§ PROBLEM TO SOLVE: Lines before the one containing "Give me a plain-text" are excluded; print that line and every line after it through the end of the material below, exactly.

(Collected data)
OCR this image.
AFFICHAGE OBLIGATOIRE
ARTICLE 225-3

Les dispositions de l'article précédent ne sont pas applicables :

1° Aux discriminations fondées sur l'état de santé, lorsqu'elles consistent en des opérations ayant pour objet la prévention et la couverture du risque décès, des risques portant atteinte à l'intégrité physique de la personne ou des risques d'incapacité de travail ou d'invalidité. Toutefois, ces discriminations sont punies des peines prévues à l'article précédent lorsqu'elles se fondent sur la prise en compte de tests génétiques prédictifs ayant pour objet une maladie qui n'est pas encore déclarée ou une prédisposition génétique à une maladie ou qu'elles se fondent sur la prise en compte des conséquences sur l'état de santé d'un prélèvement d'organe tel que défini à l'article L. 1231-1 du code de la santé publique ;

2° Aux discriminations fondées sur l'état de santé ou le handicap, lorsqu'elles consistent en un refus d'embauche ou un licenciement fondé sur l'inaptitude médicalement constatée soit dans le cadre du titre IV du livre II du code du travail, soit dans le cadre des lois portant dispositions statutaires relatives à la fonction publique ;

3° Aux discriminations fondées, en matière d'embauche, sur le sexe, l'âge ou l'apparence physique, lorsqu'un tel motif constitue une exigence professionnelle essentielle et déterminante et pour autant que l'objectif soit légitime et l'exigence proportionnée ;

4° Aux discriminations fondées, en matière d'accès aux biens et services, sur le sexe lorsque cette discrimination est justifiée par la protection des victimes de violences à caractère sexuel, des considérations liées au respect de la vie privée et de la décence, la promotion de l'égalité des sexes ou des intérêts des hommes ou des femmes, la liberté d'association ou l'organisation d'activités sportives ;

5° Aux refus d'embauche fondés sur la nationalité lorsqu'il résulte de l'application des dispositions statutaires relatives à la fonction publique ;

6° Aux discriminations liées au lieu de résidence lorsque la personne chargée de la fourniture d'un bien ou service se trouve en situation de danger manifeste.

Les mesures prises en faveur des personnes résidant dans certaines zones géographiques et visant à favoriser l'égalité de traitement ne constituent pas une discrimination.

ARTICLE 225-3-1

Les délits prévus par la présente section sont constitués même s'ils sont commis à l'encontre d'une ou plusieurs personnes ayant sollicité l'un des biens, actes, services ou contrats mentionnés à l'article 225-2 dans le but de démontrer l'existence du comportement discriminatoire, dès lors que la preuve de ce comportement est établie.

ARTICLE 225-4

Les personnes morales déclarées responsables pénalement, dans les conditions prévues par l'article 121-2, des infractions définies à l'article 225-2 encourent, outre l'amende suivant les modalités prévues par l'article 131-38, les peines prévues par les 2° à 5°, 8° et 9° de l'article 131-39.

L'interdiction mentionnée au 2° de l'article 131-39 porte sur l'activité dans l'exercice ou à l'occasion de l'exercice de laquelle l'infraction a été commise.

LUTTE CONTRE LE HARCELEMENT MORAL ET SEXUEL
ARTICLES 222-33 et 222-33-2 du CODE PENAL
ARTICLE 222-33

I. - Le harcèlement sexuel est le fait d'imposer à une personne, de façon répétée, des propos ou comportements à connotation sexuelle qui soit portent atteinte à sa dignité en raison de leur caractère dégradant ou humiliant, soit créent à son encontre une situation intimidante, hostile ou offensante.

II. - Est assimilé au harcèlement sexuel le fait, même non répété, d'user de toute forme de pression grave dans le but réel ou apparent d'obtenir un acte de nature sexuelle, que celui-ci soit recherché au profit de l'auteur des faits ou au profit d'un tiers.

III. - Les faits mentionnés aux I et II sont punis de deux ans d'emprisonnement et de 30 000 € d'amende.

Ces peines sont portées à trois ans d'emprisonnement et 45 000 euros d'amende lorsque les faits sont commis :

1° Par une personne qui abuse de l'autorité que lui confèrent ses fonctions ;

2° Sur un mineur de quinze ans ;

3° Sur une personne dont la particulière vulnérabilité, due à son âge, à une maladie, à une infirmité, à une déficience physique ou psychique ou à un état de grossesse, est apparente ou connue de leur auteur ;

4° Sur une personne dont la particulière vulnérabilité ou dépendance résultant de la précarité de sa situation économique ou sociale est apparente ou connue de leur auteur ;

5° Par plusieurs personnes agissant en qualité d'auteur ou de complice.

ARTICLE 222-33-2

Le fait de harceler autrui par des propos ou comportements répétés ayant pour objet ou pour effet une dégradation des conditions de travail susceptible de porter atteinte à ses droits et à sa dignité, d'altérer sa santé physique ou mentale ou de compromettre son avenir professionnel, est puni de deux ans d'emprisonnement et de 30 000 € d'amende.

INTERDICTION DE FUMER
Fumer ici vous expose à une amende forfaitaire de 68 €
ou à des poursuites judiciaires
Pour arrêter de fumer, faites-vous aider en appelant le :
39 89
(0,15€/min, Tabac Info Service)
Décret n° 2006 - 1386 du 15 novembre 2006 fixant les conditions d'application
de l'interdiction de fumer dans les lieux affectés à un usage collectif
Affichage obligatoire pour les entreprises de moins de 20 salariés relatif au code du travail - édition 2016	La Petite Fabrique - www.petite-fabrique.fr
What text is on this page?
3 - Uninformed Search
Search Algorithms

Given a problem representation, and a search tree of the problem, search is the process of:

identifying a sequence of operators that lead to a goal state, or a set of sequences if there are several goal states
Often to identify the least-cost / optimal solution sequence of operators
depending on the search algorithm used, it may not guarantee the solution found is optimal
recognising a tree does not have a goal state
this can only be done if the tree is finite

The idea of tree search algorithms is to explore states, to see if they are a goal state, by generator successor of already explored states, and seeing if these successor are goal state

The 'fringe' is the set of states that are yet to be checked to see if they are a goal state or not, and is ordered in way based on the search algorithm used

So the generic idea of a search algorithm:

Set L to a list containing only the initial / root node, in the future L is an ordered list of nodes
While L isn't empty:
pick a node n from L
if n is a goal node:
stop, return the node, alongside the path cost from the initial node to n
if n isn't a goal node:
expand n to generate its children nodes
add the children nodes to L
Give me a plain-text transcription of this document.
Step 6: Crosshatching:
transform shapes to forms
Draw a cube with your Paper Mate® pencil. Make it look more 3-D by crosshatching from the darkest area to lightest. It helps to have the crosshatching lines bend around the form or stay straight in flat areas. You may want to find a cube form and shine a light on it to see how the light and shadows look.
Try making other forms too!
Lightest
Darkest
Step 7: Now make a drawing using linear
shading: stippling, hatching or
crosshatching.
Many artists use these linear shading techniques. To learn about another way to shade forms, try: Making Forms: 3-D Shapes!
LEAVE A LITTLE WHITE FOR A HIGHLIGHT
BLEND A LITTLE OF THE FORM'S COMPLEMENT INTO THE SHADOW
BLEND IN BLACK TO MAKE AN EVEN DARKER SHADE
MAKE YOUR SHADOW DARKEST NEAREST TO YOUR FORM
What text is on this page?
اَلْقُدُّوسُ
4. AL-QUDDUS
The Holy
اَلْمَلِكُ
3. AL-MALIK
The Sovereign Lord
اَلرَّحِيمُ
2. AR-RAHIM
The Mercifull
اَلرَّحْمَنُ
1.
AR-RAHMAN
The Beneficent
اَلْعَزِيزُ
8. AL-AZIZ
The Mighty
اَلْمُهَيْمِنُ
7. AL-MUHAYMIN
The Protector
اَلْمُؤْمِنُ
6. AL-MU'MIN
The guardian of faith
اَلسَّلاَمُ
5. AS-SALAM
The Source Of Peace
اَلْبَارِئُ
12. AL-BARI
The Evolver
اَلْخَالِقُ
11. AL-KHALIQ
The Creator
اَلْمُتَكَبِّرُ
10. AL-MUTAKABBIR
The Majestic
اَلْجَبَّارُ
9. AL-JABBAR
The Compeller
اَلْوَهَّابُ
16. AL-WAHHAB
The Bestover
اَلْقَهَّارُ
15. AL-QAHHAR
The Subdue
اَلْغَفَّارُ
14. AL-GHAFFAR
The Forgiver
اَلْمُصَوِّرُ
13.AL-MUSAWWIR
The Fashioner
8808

§ EXERCISE RESPONSE:
Give me a plain-text transcription of this document.
Step 6: Crosshatching:
transform shapes to forms
Draw a cube with your Paper Mate® pencil. Make it look more 3-D by crosshatching from the darkest area to lightest. It helps to have the crosshatching lines bend around the form or stay straight in flat areas. You may want to find a cube form and shine a light on it to see how the light and shadows look.
Try making other forms too!
Lightest
Darkest
Step 7: Now make a drawing using linear
shading: stippling, hatching or
crosshatching.
Many artists use these linear shading techniques. To learn about another way to shade forms, try: Making Forms: 3-D Shapes!
LEAVE A LITTLE WHITE FOR A HIGHLIGHT
BLEND A LITTLE OF THE FORM'S COMPLEMENT INTO THE SHADOW
BLEND IN BLACK TO MAKE AN EVEN DARKER SHADE
MAKE YOUR SHADOW DARKEST NEAREST TO YOUR FORM
What text is on this page?
اَلْقُدُّوسُ
4. AL-QUDDUS
The Holy
اَلْمَلِكُ
3. AL-MALIK
The Sovereign Lord
اَلرَّحِيمُ
2. AR-RAHIM
The Mercifull
اَلرَّحْمَنُ
1.
AR-RAHMAN
The Beneficent
اَلْعَزِيزُ
8. AL-AZIZ
The Mighty
اَلْمُهَيْمِنُ
7. AL-MUHAYMIN
The Protector
اَلْمُؤْمِنُ
6. AL-MU'MIN
The guardian of faith
اَلسَّلاَمُ
5. AS-SALAM
The Source Of Peace
اَلْبَارِئُ
12. AL-BARI
The Evolver
اَلْخَالِقُ
11. AL-KHALIQ
The Creator
اَلْمُتَكَبِّرُ
10. AL-MUTAKABBIR
The Majestic
اَلْجَبَّارُ
9. AL-JABBAR
The Compeller
اَلْوَهَّابُ
16. AL-WAHHAB
The Bestover
اَلْقَهَّارُ
15. AL-QAHHAR
The Subdue
اَلْغَفَّارُ
14. AL-GHAFFAR
The Forgiver
اَلْمُصَوِّرُ
13.AL-MUSAWWIR
The Fashioner
8808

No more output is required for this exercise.